While the chapters build on each other, data science courses will vary in what examples from Part II they emphasize. Some readers may choose to omit Part IV (which bridges from the challenges of Part III to societal concerns), while others may wish to omit some of the technical details in Part II and Part III.

In all, this book’s broad perspective on the field of data science aims to educate readers about the data science applications they regularly use, to apply that understanding to new applications, to more fully recognize the challenges inherent in data science, and to educate and catalyze thoughtful analysis, debate, and action to make data science ever more beneficial.

◆ **How to complete this task**
Copy word for word the part of the data science book passage starting at "While the chapters" and ending at "and Part III.". You won't need the data that comes after this.

◆ **Data for review**

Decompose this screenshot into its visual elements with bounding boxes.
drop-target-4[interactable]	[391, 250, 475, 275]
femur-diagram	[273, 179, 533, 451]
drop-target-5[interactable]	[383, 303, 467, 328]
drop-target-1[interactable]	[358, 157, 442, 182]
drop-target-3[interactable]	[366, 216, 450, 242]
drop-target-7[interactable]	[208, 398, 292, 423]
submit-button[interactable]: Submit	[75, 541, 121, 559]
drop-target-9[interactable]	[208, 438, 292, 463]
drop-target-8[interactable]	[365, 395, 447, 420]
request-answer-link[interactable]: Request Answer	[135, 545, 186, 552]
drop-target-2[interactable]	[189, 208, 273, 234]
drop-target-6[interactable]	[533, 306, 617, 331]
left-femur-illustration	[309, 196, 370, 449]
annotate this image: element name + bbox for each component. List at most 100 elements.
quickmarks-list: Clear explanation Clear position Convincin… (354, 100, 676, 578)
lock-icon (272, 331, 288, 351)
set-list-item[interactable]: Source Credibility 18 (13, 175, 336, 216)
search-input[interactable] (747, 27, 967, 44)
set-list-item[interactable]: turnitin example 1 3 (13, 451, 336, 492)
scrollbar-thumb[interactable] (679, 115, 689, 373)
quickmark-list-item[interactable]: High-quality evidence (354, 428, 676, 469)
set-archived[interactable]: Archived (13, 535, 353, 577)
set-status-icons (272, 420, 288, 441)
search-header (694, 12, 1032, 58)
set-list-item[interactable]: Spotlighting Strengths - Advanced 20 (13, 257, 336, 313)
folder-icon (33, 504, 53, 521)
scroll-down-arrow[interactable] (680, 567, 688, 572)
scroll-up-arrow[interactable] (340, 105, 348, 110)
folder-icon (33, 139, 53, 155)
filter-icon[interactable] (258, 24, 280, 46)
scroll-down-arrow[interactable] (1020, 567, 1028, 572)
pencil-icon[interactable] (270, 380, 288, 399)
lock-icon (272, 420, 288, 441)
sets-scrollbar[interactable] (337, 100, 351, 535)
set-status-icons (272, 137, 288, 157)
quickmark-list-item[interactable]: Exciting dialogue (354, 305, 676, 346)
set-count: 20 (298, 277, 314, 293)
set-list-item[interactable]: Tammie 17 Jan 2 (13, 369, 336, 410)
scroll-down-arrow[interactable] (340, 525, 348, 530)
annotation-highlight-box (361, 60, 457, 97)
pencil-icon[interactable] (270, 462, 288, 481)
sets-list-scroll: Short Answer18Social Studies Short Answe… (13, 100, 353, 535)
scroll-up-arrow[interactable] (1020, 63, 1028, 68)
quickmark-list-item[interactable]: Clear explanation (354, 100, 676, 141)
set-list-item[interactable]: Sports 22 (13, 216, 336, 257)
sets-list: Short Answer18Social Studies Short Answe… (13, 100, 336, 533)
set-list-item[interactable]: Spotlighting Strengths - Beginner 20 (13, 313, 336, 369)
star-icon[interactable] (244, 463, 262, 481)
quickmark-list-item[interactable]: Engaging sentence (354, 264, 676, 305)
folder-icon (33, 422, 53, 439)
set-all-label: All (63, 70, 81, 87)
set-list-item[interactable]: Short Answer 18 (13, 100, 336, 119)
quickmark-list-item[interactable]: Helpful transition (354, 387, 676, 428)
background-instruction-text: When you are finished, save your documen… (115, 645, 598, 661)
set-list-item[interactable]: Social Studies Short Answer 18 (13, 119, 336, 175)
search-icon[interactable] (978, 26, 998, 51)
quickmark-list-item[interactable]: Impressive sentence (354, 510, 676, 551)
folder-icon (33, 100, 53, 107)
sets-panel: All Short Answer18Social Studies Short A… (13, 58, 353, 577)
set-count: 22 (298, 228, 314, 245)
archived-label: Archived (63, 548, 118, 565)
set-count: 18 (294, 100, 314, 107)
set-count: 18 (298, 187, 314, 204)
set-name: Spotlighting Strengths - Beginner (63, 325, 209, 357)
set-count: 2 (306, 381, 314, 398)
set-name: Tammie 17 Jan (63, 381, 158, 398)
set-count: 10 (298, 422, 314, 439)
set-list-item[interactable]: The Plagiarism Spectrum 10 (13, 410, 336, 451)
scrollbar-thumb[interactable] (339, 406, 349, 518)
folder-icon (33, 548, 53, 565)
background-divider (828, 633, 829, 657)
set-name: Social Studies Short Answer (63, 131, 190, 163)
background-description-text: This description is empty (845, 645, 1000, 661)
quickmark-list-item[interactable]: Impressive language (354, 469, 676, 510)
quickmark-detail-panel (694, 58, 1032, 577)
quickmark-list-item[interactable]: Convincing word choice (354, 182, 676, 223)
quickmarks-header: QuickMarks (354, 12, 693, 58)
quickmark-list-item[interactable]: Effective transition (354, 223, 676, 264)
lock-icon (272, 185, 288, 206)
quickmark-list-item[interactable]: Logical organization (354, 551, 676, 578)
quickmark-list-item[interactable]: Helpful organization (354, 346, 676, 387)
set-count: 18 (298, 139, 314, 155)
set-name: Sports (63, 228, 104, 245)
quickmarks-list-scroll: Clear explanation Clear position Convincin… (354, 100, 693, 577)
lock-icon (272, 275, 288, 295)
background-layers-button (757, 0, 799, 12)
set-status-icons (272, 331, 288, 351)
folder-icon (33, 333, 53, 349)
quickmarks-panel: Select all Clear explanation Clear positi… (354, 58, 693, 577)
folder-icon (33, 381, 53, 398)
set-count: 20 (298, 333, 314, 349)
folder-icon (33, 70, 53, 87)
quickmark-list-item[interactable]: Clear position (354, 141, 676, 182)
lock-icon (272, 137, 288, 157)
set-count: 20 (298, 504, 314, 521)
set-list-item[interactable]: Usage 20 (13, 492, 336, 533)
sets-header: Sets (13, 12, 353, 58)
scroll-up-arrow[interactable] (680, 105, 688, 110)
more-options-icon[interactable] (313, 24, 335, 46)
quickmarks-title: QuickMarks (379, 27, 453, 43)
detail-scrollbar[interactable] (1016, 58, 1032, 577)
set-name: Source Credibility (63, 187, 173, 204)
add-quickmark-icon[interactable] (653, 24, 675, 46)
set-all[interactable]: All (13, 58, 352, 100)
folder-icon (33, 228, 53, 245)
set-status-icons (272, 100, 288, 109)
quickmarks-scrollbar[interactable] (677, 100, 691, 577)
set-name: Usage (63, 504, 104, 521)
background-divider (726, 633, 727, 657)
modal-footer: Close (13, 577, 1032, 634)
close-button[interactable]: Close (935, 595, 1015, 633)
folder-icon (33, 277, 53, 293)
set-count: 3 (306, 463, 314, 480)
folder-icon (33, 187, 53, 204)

◆ **Reply to the task**
While the chapters build on each other, data science courses will vary in what examples from Part II they emphasize. Some readers may choose to omit Part IV (which bridges from the challenges of Part III to societal concerns), while others may wish to omit some of the technical details in Part II and Part III.